- [What is required]: Pictures should be excluded; otherwise, copy every entry exactly.

- [Available records]:
<<<<

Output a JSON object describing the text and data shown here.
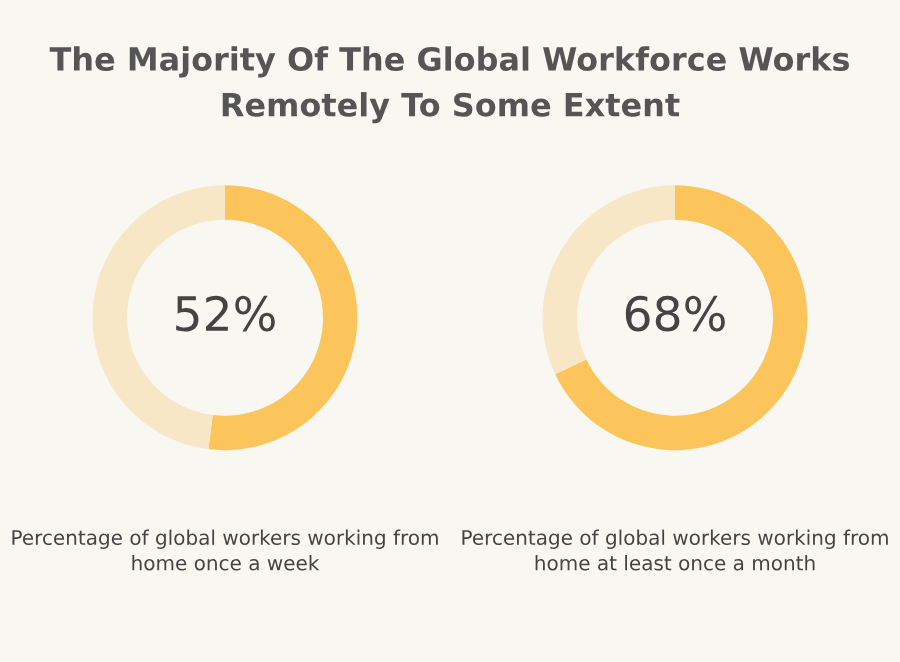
{
  "chart_data": [
    {
      "type": "donut",
      "title": "The Majority Of The Global Workforce Works Remotely To Some Extent",
      "categories": [
        null,
        null
      ],
      "values": [
        52,
        48
      ],
      "colors": [
        "#fbc55c",
        "#f7e7c6"
      ],
      "value_labels": [
        "52%",
        null
      ],
      "annotations": [
        "Percentage of global workers working from home once a week"
      ]
    },
    {
      "type": "donut",
      "categories": [
        null,
        null
      ],
      "values": [
        68,
        32
      ],
      "colors": [
        "#fbc55c",
        "#f7e7c6"
      ],
      "value_labels": [
        "68%",
        null
      ],
      "annotations": [
        "Percentage of global workers working from home at least once a month"
      ]
    }
  ]
}
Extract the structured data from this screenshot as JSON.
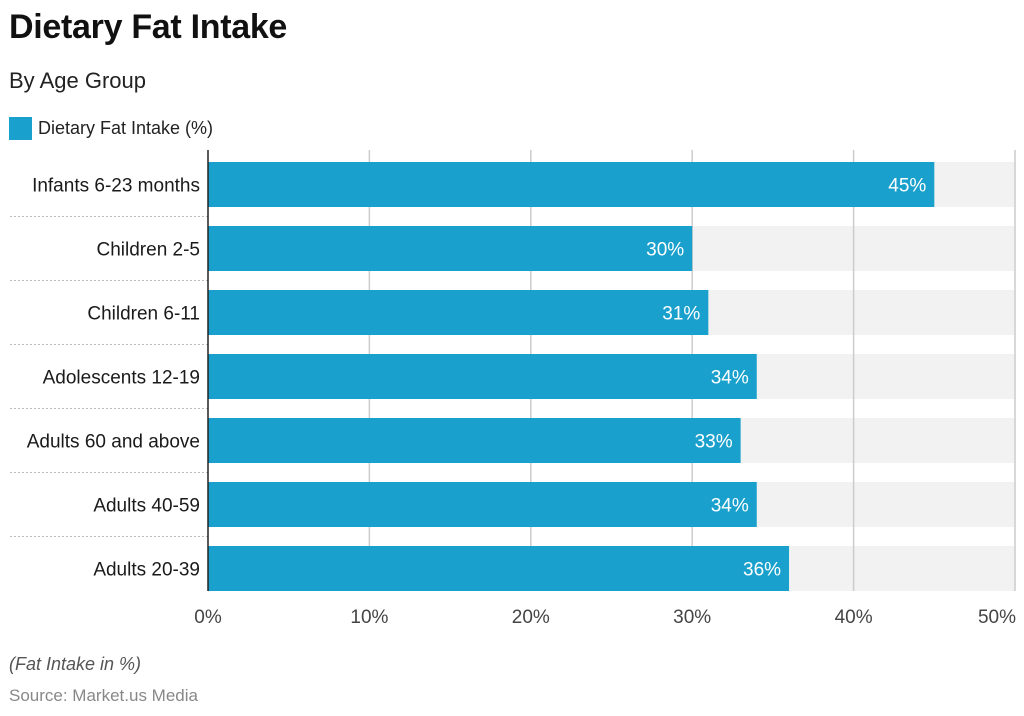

>>>>

- [Complete answer]:
Output a JSON object describing the text and data shown here.
{
  "chart_data": [
    {
      "type": "donut",
      "title": "The Majority Of The Global Workforce Works Remotely To Some Extent",
      "categories": [
        null,
        null
      ],
      "values": [
        52,
        48
      ],
      "colors": [
        "#fbc55c",
        "#f7e7c6"
      ],
      "value_labels": [
        "52%",
        null
      ],
      "annotations": [
        "Percentage of global workers working from home once a week"
      ]
    },
    {
      "type": "donut",
      "categories": [
        null,
        null
      ],
      "values": [
        68,
        32
      ],
      "colors": [
        "#fbc55c",
        "#f7e7c6"
      ],
      "value_labels": [
        "68%",
        null
      ],
      "annotations": [
        "Percentage of global workers working from home at least once a month"
      ]
    }
  ]
}
Extract the structured data from this screenshot as JSON.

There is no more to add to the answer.